PROBLEM
Render the lines from the start of the records through the line containing "data-point <box>316 208 325 217</box>", inclusive, as a Markdown table with the columns Row and Line, where Row numbers each line and Line holds its text. Leave out any blank lines.

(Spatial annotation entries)

* Start *

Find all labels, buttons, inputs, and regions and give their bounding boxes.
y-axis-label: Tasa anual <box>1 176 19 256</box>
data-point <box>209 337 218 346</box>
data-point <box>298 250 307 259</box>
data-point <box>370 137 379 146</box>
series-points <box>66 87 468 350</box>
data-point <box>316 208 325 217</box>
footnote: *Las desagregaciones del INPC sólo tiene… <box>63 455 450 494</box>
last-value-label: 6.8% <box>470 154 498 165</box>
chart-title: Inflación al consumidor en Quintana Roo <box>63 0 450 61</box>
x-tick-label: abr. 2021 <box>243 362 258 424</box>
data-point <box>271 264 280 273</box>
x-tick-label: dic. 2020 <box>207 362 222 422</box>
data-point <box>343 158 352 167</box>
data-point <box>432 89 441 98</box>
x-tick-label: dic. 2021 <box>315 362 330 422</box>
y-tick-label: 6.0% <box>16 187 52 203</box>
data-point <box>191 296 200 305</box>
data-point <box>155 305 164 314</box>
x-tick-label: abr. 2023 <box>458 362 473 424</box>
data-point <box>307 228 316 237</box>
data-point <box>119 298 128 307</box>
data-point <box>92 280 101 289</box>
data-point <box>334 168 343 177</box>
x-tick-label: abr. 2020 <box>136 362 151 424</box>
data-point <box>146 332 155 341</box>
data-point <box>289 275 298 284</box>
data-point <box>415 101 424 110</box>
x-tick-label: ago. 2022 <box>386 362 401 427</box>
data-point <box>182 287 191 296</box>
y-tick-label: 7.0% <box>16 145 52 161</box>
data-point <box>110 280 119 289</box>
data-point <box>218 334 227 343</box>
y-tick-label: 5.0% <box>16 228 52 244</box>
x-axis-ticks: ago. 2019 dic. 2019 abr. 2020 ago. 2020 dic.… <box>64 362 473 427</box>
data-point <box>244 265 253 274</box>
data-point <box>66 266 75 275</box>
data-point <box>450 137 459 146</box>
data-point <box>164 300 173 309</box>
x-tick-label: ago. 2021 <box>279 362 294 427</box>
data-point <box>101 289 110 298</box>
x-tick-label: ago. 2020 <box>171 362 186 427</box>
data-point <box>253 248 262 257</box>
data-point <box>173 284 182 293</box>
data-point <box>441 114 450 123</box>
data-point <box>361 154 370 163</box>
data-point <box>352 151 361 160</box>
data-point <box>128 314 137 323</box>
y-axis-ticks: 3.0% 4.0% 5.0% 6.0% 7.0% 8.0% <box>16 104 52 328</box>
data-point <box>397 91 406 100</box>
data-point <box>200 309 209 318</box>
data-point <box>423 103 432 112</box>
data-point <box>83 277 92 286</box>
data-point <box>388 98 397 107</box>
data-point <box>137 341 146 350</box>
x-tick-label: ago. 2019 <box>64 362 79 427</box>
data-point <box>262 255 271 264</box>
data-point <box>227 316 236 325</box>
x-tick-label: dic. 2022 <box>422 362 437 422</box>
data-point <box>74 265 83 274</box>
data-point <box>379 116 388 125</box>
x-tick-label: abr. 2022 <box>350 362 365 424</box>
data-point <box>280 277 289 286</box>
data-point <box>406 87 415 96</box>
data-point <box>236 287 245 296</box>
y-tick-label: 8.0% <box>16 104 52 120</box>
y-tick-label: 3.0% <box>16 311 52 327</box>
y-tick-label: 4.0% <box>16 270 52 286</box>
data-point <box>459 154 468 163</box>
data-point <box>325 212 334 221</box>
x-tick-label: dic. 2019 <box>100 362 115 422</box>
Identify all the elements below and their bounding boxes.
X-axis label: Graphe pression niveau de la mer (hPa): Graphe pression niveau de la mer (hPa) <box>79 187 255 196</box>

* End *

CORRECT OUTPUT
| Row | Line |
|---|---|
| 1 | Find all labels, buttons, inputs, and regions and give their bounding boxes. |
| 2 | y-axis-label: Tasa anual <box>1 176 19 256</box> |
| 3 | data-point <box>209 337 218 346</box> |
| 4 | data-point <box>298 250 307 259</box> |
| 5 | data-point <box>370 137 379 146</box> |
| 6 | series-points <box>66 87 468 350</box> |
| 7 | data-point <box>316 208 325 217</box> |